**Dataset items:**
○ ○ ○ ○

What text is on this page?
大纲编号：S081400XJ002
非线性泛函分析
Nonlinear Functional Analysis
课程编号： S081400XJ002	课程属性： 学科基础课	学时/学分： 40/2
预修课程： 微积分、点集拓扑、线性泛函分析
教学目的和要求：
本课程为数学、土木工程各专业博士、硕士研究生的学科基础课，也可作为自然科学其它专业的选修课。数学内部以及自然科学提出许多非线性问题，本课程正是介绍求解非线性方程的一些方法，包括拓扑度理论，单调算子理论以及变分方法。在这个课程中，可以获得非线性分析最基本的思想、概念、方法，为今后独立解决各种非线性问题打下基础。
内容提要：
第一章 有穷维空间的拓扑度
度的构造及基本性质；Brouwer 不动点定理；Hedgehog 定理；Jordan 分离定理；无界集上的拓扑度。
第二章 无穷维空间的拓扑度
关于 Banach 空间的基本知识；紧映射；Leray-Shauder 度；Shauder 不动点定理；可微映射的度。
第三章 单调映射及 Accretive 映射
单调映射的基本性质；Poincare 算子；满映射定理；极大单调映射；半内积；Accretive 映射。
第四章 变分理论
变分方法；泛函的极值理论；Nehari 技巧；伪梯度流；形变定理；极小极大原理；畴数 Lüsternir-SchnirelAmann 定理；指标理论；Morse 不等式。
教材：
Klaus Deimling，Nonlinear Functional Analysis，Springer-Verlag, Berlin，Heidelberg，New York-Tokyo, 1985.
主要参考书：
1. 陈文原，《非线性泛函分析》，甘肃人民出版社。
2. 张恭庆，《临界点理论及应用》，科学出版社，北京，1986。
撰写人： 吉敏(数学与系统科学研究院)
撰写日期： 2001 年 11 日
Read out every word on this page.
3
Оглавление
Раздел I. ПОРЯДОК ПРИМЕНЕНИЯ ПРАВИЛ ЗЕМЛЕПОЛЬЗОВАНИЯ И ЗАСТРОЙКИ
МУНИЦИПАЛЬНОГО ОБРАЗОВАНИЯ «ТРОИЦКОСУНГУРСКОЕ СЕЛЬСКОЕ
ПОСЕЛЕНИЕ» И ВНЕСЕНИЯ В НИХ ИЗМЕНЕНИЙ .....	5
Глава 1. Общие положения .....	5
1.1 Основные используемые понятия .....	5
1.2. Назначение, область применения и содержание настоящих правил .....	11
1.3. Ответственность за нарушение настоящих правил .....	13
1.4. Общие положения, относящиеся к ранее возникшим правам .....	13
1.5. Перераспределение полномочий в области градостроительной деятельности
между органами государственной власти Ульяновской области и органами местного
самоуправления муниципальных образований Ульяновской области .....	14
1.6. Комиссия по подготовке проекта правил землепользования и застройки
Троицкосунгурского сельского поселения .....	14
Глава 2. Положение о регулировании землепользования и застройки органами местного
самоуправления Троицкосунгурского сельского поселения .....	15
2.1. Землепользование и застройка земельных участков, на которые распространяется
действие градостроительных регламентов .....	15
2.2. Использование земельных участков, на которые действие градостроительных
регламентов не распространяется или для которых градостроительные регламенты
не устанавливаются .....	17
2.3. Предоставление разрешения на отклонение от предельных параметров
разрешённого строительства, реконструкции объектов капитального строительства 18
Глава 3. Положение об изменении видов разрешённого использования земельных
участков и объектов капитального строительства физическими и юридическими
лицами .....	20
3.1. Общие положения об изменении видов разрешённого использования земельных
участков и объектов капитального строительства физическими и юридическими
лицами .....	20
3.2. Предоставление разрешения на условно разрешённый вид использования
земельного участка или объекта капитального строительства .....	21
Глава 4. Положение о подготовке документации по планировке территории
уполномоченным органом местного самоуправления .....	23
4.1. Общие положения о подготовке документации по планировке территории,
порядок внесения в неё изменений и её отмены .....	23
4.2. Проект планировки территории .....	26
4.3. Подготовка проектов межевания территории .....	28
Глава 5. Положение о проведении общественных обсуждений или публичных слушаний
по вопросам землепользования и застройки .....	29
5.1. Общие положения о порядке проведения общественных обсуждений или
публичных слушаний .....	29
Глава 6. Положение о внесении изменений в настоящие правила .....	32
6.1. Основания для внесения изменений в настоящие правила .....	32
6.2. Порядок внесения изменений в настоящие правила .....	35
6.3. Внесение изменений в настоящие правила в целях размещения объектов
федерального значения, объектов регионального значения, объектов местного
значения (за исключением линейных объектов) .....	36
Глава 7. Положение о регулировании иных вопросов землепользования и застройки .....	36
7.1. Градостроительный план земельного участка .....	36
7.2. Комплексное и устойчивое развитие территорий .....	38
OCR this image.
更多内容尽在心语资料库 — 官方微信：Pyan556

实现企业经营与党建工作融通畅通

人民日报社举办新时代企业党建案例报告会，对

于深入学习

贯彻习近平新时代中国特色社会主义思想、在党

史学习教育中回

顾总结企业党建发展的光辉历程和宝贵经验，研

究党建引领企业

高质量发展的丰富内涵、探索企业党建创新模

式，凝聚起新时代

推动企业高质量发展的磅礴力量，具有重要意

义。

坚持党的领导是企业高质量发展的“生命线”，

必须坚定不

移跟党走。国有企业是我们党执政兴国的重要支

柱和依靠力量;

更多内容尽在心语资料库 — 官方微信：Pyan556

○ ○ ○ ○

**Stated problem:** Isolate the lines above that contain the word "изменении" and copy them.

**Complete response:**
Глава 3. Положение об изменении видов разрешённого использования земельных
3.1. Общие положения об изменении видов разрешённого использования земельных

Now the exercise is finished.